RECORDS SUPPLIED |
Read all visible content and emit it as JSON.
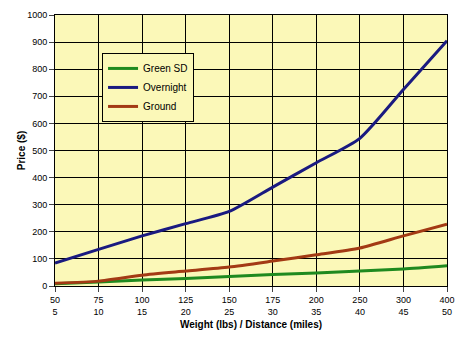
{
  "chart_data": {
    "type": "line",
    "x_label": "Weight (lbs) / Distance (miles)",
    "y_label": "Price ($)",
    "categories": [
      [
        50,
        5
      ],
      [
        75,
        10
      ],
      [
        100,
        15
      ],
      [
        125,
        20
      ],
      [
        150,
        25
      ],
      [
        175,
        30
      ],
      [
        200,
        35
      ],
      [
        250,
        40
      ],
      [
        300,
        45
      ],
      [
        400,
        50
      ]
    ],
    "series": [
      {
        "name": "Green SD",
        "color": "#1f8a1f",
        "values": [
          8,
          15,
          22,
          28,
          35,
          42,
          48,
          55,
          63,
          75
        ]
      },
      {
        "name": "Overnight",
        "color": "#1a1a80",
        "values": [
          85,
          135,
          185,
          230,
          275,
          365,
          455,
          545,
          725,
          905
        ]
      },
      {
        "name": "Ground",
        "color": "#a33a14",
        "values": [
          10,
          18,
          40,
          55,
          70,
          92,
          115,
          140,
          185,
          228
        ]
      }
    ],
    "ylim": [
      0,
      1000
    ],
    "yticks": [
      0,
      100,
      200,
      300,
      400,
      500,
      600,
      700,
      800,
      900,
      1000
    ],
    "grid": true,
    "legend": "upper left"
  }
}
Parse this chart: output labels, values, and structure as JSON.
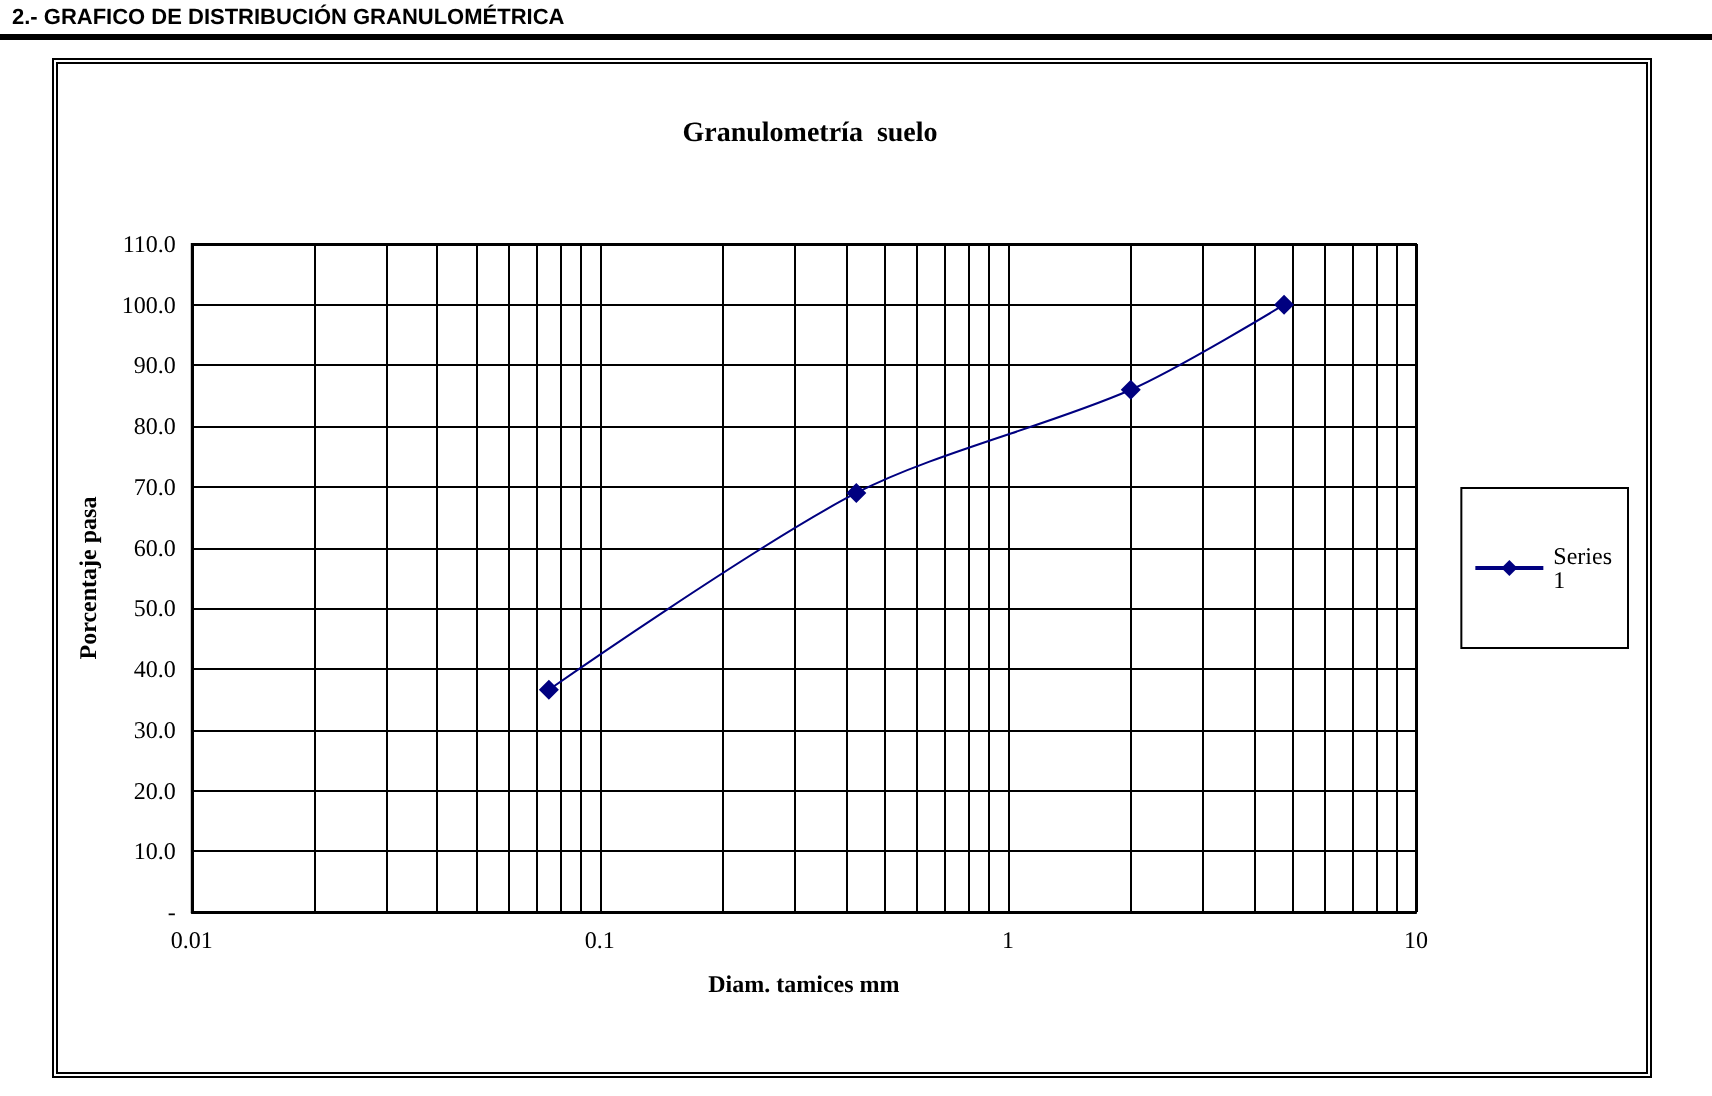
{
  "chart_data": {
    "type": "line",
    "title": "Granulometría  suelo",
    "xlabel": "Diam. tamices mm",
    "ylabel": "Porcentaje pasa",
    "annotations": [
      "2.- GRAFICO DE DISTRIBUCIÓN GRANULOMÉTRICA"
    ],
    "x": [
      0.075,
      0.425,
      2,
      4.75
    ],
    "series": [
      {
        "name": "Series1",
        "color": "#000080",
        "values": [
          36.6,
          69,
          86,
          100
        ]
      }
    ],
    "log": "x",
    "xlim": [
      0.01,
      10
    ],
    "xticks": [
      0.01,
      {
        "value": 0.02,
        "label": null
      },
      {
        "value": 0.03,
        "label": null
      },
      {
        "value": 0.04,
        "label": null
      },
      {
        "value": 0.05,
        "label": null
      },
      {
        "value": 0.06,
        "label": null
      },
      {
        "value": 0.07,
        "label": null
      },
      {
        "value": 0.08,
        "label": null
      },
      {
        "value": 0.09,
        "label": null
      },
      0.1,
      {
        "value": 0.2,
        "label": null
      },
      {
        "value": 0.3,
        "label": null
      },
      {
        "value": 0.4,
        "label": null
      },
      {
        "value": 0.5,
        "label": null
      },
      {
        "value": 0.6,
        "label": null
      },
      {
        "value": 0.7,
        "label": null
      },
      {
        "value": 0.8,
        "label": null
      },
      {
        "value": 0.9,
        "label": null
      },
      1,
      {
        "value": 2,
        "label": null
      },
      {
        "value": 3,
        "label": null
      },
      {
        "value": 4,
        "label": null
      },
      {
        "value": 5,
        "label": null
      },
      {
        "value": 6,
        "label": null
      },
      {
        "value": 7,
        "label": null
      },
      {
        "value": 8,
        "label": null
      },
      {
        "value": 9,
        "label": null
      },
      10
    ],
    "ylim": [
      0,
      110
    ],
    "yticks": [
      {
        "value": 0,
        "label": "-"
      },
      {
        "value": 10,
        "label": "10.0"
      },
      {
        "value": 20,
        "label": "20.0"
      },
      {
        "value": 30,
        "label": "30.0"
      },
      {
        "value": 40,
        "label": "40.0"
      },
      {
        "value": 50,
        "label": "50.0"
      },
      {
        "value": 60,
        "label": "60.0"
      },
      {
        "value": 70,
        "label": "70.0"
      },
      {
        "value": 80,
        "label": "80.0"
      },
      {
        "value": 90,
        "label": "90.0"
      },
      {
        "value": 100,
        "label": "100.0"
      },
      {
        "value": 110,
        "label": "110.0"
      }
    ],
    "grid": true,
    "legend": "right",
    "marker": "diamond",
    "line_style": "solid"
  }
}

EXERCISE DESCRIPTION | Write out every line above exactly as it is, leaving out the pictures.

TASK RESPONSE |
Read all visible content and emit it as JSON.
{
  "chart_data": {
    "type": "line",
    "x_label": "Weight (lbs) / Distance (miles)",
    "y_label": "Price ($)",
    "categories": [
      [
        50,
        5
      ],
      [
        75,
        10
      ],
      [
        100,
        15
      ],
      [
        125,
        20
      ],
      [
        150,
        25
      ],
      [
        175,
        30
      ],
      [
        200,
        35
      ],
      [
        250,
        40
      ],
      [
        300,
        45
      ],
      [
        400,
        50
      ]
    ],
    "series": [
      {
        "name": "Green SD",
        "color": "#1f8a1f",
        "values": [
          8,
          15,
          22,
          28,
          35,
          42,
          48,
          55,
          63,
          75
        ]
      },
      {
        "name": "Overnight",
        "color": "#1a1a80",
        "values": [
          85,
          135,
          185,
          230,
          275,
          365,
          455,
          545,
          725,
          905
        ]
      },
      {
        "name": "Ground",
        "color": "#a33a14",
        "values": [
          10,
          18,
          40,
          55,
          70,
          92,
          115,
          140,
          185,
          228
        ]
      }
    ],
    "ylim": [
      0,
      1000
    ],
    "yticks": [
      0,
      100,
      200,
      300,
      400,
      500,
      600,
      700,
      800,
      900,
      1000
    ],
    "grid": true,
    "legend": "upper left"
  }
}
Parse this chart: output labels, values, and structure as JSON.
{
  "chart_data": {
    "type": "line",
    "title": "Granulometría  suelo",
    "xlabel": "Diam. tamices mm",
    "ylabel": "Porcentaje pasa",
    "annotations": [
      "2.- GRAFICO DE DISTRIBUCIÓN GRANULOMÉTRICA"
    ],
    "x": [
      0.075,
      0.425,
      2,
      4.75
    ],
    "series": [
      {
        "name": "Series1",
        "color": "#000080",
        "values": [
          36.6,
          69,
          86,
          100
        ]
      }
    ],
    "log": "x",
    "xlim": [
      0.01,
      10
    ],
    "xticks": [
      0.01,
      {
        "value": 0.02,
        "label": null
      },
      {
        "value": 0.03,
        "label": null
      },
      {
        "value": 0.04,
        "label": null
      },
      {
        "value": 0.05,
        "label": null
      },
      {
        "value": 0.06,
        "label": null
      },
      {
        "value": 0.07,
        "label": null
      },
      {
        "value": 0.08,
        "label": null
      },
      {
        "value": 0.09,
        "label": null
      },
      0.1,
      {
        "value": 0.2,
        "label": null
      },
      {
        "value": 0.3,
        "label": null
      },
      {
        "value": 0.4,
        "label": null
      },
      {
        "value": 0.5,
        "label": null
      },
      {
        "value": 0.6,
        "label": null
      },
      {
        "value": 0.7,
        "label": null
      },
      {
        "value": 0.8,
        "label": null
      },
      {
        "value": 0.9,
        "label": null
      },
      1,
      {
        "value": 2,
        "label": null
      },
      {
        "value": 3,
        "label": null
      },
      {
        "value": 4,
        "label": null
      },
      {
        "value": 5,
        "label": null
      },
      {
        "value": 6,
        "label": null
      },
      {
        "value": 7,
        "label": null
      },
      {
        "value": 8,
        "label": null
      },
      {
        "value": 9,
        "label": null
      },
      10
    ],
    "ylim": [
      0,
      110
    ],
    "yticks": [
      {
        "value": 0,
        "label": "-"
      },
      {
        "value": 10,
        "label": "10.0"
      },
      {
        "value": 20,
        "label": "20.0"
      },
      {
        "value": 30,
        "label": "30.0"
      },
      {
        "value": 40,
        "label": "40.0"
      },
      {
        "value": 50,
        "label": "50.0"
      },
      {
        "value": 60,
        "label": "60.0"
      },
      {
        "value": 70,
        "label": "70.0"
      },
      {
        "value": 80,
        "label": "80.0"
      },
      {
        "value": 90,
        "label": "90.0"
      },
      {
        "value": 100,
        "label": "100.0"
      },
      {
        "value": 110,
        "label": "110.0"
      }
    ],
    "grid": true,
    "legend": "right",
    "marker": "diamond",
    "line_style": "solid"
  }
}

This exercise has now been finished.